▶ [Task objective]: The entries below should be transcribed in their entirety, exactly as written.

[Collected data entries]
□ □ □
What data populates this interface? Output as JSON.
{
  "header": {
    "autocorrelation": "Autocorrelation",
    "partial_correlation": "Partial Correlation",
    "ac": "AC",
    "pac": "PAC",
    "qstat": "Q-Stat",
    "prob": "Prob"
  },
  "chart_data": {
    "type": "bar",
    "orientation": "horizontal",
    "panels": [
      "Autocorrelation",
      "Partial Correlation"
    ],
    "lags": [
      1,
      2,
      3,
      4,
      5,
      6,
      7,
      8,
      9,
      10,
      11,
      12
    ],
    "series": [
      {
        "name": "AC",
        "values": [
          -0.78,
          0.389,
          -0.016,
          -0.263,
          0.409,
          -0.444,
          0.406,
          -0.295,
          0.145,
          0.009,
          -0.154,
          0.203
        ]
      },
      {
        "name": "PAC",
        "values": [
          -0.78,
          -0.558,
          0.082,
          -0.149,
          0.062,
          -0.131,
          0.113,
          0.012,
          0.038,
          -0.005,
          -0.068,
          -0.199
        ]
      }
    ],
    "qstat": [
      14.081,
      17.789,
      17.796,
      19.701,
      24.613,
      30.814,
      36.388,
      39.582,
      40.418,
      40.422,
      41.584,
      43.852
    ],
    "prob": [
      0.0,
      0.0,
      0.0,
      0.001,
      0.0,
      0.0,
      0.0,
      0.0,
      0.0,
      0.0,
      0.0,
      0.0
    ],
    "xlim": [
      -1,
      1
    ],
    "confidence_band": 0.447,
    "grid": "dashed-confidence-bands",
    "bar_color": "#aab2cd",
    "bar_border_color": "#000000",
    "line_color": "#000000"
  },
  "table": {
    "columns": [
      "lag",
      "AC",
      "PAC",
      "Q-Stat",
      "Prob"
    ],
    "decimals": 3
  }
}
□ □ □
▶ [The solution]:
What data populates this interface? Output as JSON.
{
  "header": {
    "autocorrelation": "Autocorrelation",
    "partial_correlation": "Partial Correlation",
    "ac": "AC",
    "pac": "PAC",
    "qstat": "Q-Stat",
    "prob": "Prob"
  },
  "chart_data": {
    "type": "bar",
    "orientation": "horizontal",
    "panels": [
      "Autocorrelation",
      "Partial Correlation"
    ],
    "lags": [
      1,
      2,
      3,
      4,
      5,
      6,
      7,
      8,
      9,
      10,
      11,
      12
    ],
    "series": [
      {
        "name": "AC",
        "values": [
          -0.78,
          0.389,
          -0.016,
          -0.263,
          0.409,
          -0.444,
          0.406,
          -0.295,
          0.145,
          0.009,
          -0.154,
          0.203
        ]
      },
      {
        "name": "PAC",
        "values": [
          -0.78,
          -0.558,
          0.082,
          -0.149,
          0.062,
          -0.131,
          0.113,
          0.012,
          0.038,
          -0.005,
          -0.068,
          -0.199
        ]
      }
    ],
    "qstat": [
      14.081,
      17.789,
      17.796,
      19.701,
      24.613,
      30.814,
      36.388,
      39.582,
      40.418,
      40.422,
      41.584,
      43.852
    ],
    "prob": [
      0.0,
      0.0,
      0.0,
      0.001,
      0.0,
      0.0,
      0.0,
      0.0,
      0.0,
      0.0,
      0.0,
      0.0
    ],
    "xlim": [
      -1,
      1
    ],
    "confidence_band": 0.447,
    "grid": "dashed-confidence-bands",
    "bar_color": "#aab2cd",
    "bar_border_color": "#000000",
    "line_color": "#000000"
  },
  "table": {
    "columns": [
      "lag",
      "AC",
      "PAC",
      "Q-Stat",
      "Prob"
    ],
    "decimals": 3
  }
}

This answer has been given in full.